## Direction
Return all of the lines below exactly as they are.

## Data
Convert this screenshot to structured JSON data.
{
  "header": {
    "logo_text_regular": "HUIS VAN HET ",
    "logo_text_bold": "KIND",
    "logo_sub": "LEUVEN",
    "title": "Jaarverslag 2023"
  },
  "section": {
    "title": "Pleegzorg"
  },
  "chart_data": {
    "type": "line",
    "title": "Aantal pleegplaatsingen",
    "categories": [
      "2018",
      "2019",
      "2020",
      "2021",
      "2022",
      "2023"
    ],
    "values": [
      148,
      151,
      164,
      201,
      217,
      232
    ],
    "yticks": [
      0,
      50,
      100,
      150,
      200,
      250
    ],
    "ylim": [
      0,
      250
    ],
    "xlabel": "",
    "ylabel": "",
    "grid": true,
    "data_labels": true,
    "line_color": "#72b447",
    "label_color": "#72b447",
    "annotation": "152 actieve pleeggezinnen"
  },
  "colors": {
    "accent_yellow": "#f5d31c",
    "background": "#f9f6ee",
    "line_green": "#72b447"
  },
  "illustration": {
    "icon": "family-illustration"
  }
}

## Reply
Convert this screenshot to structured JSON data.
{
  "header": {
    "logo_text_regular": "HUIS VAN HET ",
    "logo_text_bold": "KIND",
    "logo_sub": "LEUVEN",
    "title": "Jaarverslag 2023"
  },
  "section": {
    "title": "Pleegzorg"
  },
  "chart_data": {
    "type": "line",
    "title": "Aantal pleegplaatsingen",
    "categories": [
      "2018",
      "2019",
      "2020",
      "2021",
      "2022",
      "2023"
    ],
    "values": [
      148,
      151,
      164,
      201,
      217,
      232
    ],
    "yticks": [
      0,
      50,
      100,
      150,
      200,
      250
    ],
    "ylim": [
      0,
      250
    ],
    "xlabel": "",
    "ylabel": "",
    "grid": true,
    "data_labels": true,
    "line_color": "#72b447",
    "label_color": "#72b447",
    "annotation": "152 actieve pleeggezinnen"
  },
  "colors": {
    "accent_yellow": "#f5d31c",
    "background": "#f9f6ee",
    "line_green": "#72b447"
  },
  "illustration": {
    "icon": "family-illustration"
  }
}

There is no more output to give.